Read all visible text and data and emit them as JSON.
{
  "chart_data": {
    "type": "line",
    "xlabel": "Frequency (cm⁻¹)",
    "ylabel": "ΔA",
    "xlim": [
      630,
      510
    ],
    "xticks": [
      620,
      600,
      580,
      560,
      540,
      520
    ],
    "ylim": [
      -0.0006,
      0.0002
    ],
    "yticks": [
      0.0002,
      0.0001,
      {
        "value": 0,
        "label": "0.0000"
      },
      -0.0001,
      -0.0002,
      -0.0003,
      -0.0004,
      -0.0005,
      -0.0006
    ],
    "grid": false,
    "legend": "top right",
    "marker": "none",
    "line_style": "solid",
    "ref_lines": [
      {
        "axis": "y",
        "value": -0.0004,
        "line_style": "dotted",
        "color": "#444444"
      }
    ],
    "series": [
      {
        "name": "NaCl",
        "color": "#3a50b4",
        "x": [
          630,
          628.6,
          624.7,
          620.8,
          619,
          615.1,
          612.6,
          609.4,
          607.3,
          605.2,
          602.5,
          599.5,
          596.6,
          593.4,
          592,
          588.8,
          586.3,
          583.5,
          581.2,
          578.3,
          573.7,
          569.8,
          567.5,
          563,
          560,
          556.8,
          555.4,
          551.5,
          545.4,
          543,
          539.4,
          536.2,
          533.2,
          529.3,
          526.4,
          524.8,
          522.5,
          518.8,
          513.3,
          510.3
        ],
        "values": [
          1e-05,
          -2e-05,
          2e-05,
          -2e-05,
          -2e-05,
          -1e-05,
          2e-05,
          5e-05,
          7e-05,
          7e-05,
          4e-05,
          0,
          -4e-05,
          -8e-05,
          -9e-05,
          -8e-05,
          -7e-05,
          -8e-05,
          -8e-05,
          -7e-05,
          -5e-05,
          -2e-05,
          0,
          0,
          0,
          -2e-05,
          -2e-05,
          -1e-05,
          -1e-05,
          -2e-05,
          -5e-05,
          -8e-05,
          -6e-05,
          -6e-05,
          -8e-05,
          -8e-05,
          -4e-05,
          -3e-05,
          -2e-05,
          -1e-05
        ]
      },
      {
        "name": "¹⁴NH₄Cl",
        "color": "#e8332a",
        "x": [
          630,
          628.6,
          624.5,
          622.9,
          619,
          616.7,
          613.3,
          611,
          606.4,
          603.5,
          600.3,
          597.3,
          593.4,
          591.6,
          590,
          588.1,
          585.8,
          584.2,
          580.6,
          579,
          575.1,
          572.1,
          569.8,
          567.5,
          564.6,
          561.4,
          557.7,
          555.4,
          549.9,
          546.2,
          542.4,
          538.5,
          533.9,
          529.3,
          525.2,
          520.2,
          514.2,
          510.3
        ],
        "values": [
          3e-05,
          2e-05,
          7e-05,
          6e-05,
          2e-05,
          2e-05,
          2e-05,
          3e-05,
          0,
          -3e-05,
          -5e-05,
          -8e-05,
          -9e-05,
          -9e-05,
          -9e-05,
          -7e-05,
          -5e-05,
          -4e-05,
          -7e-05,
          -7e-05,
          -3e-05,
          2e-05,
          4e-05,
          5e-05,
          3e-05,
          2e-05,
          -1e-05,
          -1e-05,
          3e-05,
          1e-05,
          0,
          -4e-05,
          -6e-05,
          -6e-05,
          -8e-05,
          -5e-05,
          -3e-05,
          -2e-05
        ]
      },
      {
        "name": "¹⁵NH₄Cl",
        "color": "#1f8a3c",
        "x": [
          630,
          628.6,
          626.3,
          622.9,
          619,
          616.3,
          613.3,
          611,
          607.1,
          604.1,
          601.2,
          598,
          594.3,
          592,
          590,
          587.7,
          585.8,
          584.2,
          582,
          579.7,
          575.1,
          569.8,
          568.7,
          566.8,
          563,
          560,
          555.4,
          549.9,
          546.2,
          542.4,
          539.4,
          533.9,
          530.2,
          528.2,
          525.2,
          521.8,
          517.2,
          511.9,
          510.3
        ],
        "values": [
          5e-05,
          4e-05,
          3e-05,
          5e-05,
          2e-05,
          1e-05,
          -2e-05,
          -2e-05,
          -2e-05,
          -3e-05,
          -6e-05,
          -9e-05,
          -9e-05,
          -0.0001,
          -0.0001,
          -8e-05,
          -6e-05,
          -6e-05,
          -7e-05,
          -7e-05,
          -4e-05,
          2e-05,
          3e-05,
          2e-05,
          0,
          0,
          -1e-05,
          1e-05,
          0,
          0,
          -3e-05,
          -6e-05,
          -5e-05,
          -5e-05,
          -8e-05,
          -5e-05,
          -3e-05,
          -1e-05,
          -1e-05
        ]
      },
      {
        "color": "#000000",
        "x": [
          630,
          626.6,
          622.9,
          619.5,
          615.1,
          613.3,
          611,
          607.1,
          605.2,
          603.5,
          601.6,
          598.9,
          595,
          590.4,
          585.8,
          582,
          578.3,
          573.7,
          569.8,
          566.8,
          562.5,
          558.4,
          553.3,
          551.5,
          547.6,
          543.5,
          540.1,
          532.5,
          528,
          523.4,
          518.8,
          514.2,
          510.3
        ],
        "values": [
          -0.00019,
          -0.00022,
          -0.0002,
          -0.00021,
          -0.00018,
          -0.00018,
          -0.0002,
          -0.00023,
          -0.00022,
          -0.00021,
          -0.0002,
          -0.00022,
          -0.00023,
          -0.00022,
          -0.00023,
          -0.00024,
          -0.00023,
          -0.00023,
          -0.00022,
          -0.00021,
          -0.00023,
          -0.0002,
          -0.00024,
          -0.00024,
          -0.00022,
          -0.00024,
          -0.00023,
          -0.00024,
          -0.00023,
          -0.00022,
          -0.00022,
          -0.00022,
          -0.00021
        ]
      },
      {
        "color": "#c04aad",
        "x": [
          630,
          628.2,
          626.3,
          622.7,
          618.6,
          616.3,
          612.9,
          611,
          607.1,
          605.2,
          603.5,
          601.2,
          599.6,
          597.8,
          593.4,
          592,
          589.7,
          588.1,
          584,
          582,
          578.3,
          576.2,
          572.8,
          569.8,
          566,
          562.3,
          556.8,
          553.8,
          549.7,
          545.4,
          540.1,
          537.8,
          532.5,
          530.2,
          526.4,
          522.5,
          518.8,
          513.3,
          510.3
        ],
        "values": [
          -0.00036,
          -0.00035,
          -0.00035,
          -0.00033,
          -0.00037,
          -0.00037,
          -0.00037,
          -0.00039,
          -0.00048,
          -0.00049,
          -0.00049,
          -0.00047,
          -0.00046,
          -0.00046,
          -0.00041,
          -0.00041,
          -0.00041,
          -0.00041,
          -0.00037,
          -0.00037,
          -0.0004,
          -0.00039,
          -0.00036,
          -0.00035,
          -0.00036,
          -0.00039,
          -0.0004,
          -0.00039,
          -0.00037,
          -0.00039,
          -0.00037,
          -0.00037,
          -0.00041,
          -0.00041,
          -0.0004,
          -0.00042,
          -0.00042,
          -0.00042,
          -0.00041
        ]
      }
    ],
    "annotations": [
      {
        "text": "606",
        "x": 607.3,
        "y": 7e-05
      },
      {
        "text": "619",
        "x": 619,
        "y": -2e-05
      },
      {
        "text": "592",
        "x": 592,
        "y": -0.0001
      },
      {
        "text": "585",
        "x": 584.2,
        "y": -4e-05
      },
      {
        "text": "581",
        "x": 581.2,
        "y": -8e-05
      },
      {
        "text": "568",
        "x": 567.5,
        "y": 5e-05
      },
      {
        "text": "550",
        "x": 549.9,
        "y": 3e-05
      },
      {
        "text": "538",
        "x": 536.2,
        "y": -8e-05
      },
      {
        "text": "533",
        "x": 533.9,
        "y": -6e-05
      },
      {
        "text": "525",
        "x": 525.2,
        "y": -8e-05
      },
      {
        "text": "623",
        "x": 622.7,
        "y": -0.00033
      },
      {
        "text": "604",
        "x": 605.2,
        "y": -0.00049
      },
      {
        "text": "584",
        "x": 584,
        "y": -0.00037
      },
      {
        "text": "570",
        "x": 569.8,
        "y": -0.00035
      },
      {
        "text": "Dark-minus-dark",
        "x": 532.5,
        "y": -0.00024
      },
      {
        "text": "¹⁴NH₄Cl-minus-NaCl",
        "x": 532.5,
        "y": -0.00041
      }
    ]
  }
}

********

Direction:
Copy out all lines above that include the string "¹⁴NH₄Cl".

Written solution:
        "name": "¹⁴NH₄Cl",
        "text": "¹⁴NH₄Cl-minus-NaCl",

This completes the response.